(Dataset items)
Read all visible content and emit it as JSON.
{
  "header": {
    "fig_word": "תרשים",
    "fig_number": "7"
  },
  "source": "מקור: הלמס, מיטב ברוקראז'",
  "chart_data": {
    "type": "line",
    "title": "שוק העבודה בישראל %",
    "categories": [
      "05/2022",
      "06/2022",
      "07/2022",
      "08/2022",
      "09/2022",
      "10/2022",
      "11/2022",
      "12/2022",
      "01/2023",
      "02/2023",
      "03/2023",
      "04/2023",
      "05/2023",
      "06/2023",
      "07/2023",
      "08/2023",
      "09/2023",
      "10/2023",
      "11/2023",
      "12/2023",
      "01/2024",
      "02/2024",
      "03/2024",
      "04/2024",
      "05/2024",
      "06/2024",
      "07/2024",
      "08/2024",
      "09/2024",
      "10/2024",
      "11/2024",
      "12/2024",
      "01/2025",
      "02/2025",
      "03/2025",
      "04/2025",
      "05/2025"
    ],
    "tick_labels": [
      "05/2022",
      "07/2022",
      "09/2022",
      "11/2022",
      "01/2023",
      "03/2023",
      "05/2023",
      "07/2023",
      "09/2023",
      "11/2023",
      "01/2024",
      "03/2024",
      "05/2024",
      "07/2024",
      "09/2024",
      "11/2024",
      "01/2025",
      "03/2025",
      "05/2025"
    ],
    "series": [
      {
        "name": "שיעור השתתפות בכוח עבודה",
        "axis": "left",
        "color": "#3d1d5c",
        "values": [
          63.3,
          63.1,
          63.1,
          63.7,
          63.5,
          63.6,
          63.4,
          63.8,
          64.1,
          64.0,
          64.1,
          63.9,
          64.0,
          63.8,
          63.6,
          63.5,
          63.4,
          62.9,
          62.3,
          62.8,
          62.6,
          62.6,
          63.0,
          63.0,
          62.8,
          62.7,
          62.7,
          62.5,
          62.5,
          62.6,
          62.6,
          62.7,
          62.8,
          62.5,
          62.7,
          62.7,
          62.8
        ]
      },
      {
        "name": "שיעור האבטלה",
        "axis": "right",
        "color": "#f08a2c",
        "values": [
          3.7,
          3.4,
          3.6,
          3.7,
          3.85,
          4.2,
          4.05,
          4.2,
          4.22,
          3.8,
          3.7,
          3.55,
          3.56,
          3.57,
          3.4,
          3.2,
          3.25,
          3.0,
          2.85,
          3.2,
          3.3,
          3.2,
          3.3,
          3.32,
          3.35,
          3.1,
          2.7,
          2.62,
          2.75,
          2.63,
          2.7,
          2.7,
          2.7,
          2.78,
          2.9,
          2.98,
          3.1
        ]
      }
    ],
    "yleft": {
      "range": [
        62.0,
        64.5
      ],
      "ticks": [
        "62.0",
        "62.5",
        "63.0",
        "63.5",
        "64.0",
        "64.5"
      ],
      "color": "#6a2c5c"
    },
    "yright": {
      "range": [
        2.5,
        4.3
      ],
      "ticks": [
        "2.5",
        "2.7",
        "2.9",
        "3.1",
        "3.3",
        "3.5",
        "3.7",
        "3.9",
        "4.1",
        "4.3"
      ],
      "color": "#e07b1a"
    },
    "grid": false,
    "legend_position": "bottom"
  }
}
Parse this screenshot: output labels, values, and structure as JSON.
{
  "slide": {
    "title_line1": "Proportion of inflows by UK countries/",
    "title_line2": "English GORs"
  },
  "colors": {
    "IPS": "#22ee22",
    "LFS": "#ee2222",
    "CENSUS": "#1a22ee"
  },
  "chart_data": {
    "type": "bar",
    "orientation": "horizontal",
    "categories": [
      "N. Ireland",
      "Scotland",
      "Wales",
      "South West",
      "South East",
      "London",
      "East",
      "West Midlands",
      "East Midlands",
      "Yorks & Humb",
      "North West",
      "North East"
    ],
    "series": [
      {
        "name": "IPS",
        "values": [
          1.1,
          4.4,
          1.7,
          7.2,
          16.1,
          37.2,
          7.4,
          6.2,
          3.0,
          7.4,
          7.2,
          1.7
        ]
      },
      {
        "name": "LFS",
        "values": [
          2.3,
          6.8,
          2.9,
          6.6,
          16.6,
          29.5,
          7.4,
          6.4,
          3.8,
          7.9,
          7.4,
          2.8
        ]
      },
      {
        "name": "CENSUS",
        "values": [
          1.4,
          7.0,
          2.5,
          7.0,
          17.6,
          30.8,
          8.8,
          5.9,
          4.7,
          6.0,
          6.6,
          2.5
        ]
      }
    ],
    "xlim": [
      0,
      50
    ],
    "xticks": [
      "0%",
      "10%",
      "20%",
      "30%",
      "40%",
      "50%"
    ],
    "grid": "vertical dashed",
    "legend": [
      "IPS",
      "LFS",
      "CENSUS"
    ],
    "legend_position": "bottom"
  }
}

Exercise details: Only the number is needed: state how many lines in the listing contain "JSON".

Exercise answer: 2